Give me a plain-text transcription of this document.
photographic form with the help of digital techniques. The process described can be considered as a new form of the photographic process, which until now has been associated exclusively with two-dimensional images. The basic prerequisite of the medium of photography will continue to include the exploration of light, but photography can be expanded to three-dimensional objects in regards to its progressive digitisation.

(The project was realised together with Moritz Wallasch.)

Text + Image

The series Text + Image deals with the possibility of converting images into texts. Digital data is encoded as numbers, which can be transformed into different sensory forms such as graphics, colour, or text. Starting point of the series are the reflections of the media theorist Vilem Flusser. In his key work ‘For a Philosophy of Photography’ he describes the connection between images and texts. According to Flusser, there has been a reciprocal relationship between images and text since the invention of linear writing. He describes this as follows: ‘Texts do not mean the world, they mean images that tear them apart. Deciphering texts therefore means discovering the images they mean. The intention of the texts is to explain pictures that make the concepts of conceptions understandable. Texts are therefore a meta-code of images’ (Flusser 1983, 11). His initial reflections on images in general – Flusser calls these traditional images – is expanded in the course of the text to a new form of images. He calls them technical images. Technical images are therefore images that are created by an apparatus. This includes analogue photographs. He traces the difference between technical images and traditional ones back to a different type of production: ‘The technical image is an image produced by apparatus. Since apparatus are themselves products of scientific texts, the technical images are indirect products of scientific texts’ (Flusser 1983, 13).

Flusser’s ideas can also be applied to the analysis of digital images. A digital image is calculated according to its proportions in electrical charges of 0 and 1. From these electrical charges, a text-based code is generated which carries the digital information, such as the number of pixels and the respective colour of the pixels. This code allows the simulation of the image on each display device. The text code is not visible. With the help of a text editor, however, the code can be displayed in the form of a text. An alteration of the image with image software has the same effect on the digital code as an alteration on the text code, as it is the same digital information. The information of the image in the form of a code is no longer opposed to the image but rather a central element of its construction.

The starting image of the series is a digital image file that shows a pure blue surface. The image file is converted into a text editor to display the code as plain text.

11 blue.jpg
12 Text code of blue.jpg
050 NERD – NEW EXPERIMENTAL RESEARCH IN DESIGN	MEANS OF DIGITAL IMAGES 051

━━━━━━━━━━━━━━━━━━━━━━━━━━━━━━

Extract each entry in full and write it down exactly.

Give me a plain-text transcription of this document.
photographic form with the help of digital techniques. The process described can be considered as a new form of the photographic process, which until now has been associated exclusively with two-dimensional images. The basic prerequisite of the medium of photography will continue to include the exploration of light, but photography can be expanded to three-dimensional objects in regards to its progressive digitisation.

(The project was realised together with Moritz Wallasch.)

Text + Image

The series Text + Image deals with the possibility of converting images into texts. Digital data is encoded as numbers, which can be transformed into different sensory forms such as graphics, colour, or text. Starting point of the series are the reflections of the media theorist Vilem Flusser. In his key work ‘For a Philosophy of Photography’ he describes the connection between images and texts. According to Flusser, there has been a reciprocal relationship between images and text since the invention of linear writing. He describes this as follows: ‘Texts do not mean the world, they mean images that tear them apart. Deciphering texts therefore means discovering the images they mean. The intention of the texts is to explain pictures that make the concepts of conceptions understandable. Texts are therefore a meta-code of images’ (Flusser 1983, 11). His initial reflections on images in general – Flusser calls these traditional images – is expanded in the course of the text to a new form of images. He calls them technical images. Technical images are therefore images that are created by an apparatus. This includes analogue photographs. He traces the difference between technical images and traditional ones back to a different type of production: ‘The technical image is an image produced by apparatus. Since apparatus are themselves products of scientific texts, the technical images are indirect products of scientific texts’ (Flusser 1983, 13).

Flusser’s ideas can also be applied to the analysis of digital images. A digital image is calculated according to its proportions in electrical charges of 0 and 1. From these electrical charges, a text-based code is generated which carries the digital information, such as the number of pixels and the respective colour of the pixels. This code allows the simulation of the image on each display device. The text code is not visible. With the help of a text editor, however, the code can be displayed in the form of a text. An alteration of the image with image software has the same effect on the digital code as an alteration on the text code, as it is the same digital information. The information of the image in the form of a code is no longer opposed to the image but rather a central element of its construction.

The starting image of the series is a digital image file that shows a pure blue surface. The image file is converted into a text editor to display the code as plain text.

11 blue.jpg
12 Text code of blue.jpg
050 NERD – NEW EXPERIMENTAL RESEARCH IN DESIGN	MEANS OF DIGITAL IMAGES 051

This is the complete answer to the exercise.